# Text extract
Seebeck effect. A junction between two different metals develops an EMF that depends on the temperature difference between that junction and a reference junction at a different temperature. For small temperature differences,

\boxed{\;\varepsilon_{S} \;=\; S_{AB}\,(T_{h} - T_{c})\;}

where S_{AB} is the Seebeck coefficient (or thermoelectric power) of the pair of metals A and B, in volts per kelvin. A copper–constantan thermocouple has S_{AB}\approx 41\ \muV/K at room temperature; a chromel–alumel (Type K) thermocouple, \approx 41\ \muV/K too; platinum–platinum–rhodium (Type R), \approx 10\ \muV/K.

Peltier effect. When a current I crosses a junction between two different metals, heat is absorbed or released at the junction at a rate

\dot{Q}_\text{P} \;=\; \Pi_{AB}\,I

where \Pi_{AB} is the Peltier coefficient in volts (joules per coulomb of charge passing). The sign depends on the direction of current flow — the same junction that heats up when I flows one way cools down when I reverses.

Thomson effect. Along a single conductor carrying a current with a temperature gradient along its length, heat is absorbed or released at a rate per unit volume

\dot{q}_\text{Th} \;=\; -\sigma_{T}\,I\,\frac{dT}{dx}

where \sigma_{T} is the Thomson coefficient of the material.

Kelvin relations — the three coefficients are not independent. Thermodynamics links them:

\Pi_{AB} \;=\; S_{AB}\,T,\qquad \sigma_{A} - \sigma_{B} \;=\; T\,\frac{dS_{AB}}{dT}.

The Peltier coefficient is just the Seebeck coefficient multiplied by absolute temperature; the Thomson coefficient is fixed once you know how S_{AB} varies with T. One physical phenomenon, three measurable faces.

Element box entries
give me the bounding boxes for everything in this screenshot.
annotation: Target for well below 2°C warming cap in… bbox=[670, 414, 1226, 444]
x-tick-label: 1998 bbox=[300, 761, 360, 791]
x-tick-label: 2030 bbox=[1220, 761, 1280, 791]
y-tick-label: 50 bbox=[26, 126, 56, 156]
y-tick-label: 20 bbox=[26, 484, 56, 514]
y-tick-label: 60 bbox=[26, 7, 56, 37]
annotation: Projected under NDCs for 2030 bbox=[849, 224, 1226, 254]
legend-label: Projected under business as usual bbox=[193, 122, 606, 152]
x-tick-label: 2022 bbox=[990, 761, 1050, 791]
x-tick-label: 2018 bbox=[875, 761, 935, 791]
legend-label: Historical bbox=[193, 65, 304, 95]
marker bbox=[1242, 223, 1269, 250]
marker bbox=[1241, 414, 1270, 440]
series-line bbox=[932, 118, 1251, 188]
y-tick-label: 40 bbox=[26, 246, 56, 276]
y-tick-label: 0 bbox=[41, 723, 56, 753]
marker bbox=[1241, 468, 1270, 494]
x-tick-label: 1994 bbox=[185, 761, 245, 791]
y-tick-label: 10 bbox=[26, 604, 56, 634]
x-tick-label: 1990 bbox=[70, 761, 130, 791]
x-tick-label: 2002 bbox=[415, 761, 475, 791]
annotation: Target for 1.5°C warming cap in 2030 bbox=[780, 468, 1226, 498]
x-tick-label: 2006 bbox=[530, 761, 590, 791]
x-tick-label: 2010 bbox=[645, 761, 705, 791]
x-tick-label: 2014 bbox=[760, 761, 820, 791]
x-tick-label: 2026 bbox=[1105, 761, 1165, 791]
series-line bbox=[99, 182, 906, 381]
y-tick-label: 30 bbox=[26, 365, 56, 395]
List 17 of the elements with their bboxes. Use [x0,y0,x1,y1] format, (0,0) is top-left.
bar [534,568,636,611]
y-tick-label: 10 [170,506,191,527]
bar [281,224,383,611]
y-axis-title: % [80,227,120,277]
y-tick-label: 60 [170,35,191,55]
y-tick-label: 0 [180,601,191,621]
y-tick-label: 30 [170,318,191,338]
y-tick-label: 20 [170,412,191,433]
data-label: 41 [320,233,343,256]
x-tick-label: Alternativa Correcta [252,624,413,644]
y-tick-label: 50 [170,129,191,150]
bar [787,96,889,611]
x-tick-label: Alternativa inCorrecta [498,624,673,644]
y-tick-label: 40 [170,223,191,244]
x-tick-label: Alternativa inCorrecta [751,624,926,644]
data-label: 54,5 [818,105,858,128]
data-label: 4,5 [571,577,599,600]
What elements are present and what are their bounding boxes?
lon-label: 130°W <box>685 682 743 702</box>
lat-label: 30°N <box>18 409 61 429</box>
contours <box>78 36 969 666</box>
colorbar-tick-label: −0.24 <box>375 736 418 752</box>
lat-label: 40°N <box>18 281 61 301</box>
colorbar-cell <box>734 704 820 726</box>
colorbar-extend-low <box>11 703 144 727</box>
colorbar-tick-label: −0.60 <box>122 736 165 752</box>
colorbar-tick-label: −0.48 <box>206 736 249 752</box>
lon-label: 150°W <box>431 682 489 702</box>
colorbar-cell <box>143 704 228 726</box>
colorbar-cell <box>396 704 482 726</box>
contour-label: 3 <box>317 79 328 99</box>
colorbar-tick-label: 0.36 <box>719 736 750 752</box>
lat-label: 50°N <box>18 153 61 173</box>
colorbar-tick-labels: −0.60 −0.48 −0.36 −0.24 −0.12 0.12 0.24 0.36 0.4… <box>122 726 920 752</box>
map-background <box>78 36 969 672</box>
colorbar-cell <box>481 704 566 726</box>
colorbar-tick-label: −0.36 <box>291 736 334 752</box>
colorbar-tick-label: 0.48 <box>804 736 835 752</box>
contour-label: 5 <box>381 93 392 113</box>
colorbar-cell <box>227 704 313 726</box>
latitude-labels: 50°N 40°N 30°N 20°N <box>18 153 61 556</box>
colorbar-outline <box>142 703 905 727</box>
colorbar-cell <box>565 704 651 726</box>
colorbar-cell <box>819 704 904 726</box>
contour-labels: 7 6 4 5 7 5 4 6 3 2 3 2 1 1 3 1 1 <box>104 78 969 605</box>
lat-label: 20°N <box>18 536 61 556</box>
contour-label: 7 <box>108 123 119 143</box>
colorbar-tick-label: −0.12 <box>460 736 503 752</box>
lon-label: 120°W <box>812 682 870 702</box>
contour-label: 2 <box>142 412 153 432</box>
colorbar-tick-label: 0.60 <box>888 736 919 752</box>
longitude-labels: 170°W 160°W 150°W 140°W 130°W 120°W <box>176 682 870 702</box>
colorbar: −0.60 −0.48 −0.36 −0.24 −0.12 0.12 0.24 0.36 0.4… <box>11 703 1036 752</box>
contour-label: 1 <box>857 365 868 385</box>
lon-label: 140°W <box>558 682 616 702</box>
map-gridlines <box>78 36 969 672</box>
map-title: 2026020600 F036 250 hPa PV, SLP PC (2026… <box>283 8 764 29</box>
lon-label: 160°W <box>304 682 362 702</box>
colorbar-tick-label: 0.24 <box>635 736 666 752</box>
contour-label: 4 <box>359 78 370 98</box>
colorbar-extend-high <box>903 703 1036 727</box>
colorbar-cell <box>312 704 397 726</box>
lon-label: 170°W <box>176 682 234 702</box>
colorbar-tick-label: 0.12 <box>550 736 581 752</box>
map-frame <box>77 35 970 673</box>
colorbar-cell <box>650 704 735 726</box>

# Set of tasks
[A] Answer these questions from the thermoelectric effects extract, one answer per line, each marked like its question:
(i) In what units is the Peltier coefficient given?
(ii) What does the symbol \sigma_{T} stand for?
(iii) What approximate Seebeck coefficient does the extract give for a platinum–platinum–rhodium (Type R) thermocouple?
[B] Can you go on with the thermoelectric effects extract, starting right after its final sentence, "One physical phenomenon, three measurable faces."?
You won't need the entries for any of this.

# Answers for the exercise
[A]
(i) Volts (joules per coulomb of charge passing).
(ii) The Thomson coefficient of the material.
(iii) About 10 µV/K.

[B]
Uses. Thermocouples are the workhorse temperature sensor in industry: they measure the exhaust of a CRYOGENIC UPPER STAGE engine at ISRO's Satish Dhawan Space Centre (4 K to 2000 K, no other sensor covers that range), the core coolant in a NPCIL PHWR reactor at Kaiga (up to 573 K pressurised heavy water), and the flame temperature in a LPG burner in a laboratory. Peltier modules (TEC coolers) are used in laser-diode stabilisers, laboratory temperature baths, and portable picnic coolers that plug into a car's 12 V socket.

Place the junction of two dissimilar wires — copper and iron, say — into the flame of a Bunsen burner in a school physics laboratory. Twist together the other two ends (the "reference junction") and dip them in a beaker of ice water. A sensitive millivoltmeter across any break in the loop reads a few millivolts. Hold a candle flame under the hot junction and the reading climbs. Plunge the hot junction back into cold water and the reading falls. Nothing chemical is happening. Nothing mechanical is moving. The cell is not a cell; there is no electrolyte, no battery, no generator spinning. Yet the voltmeter reads a real voltage, and if you close the circuit, a real current flows — a current powered entirely by the temperature difference between the two junctions.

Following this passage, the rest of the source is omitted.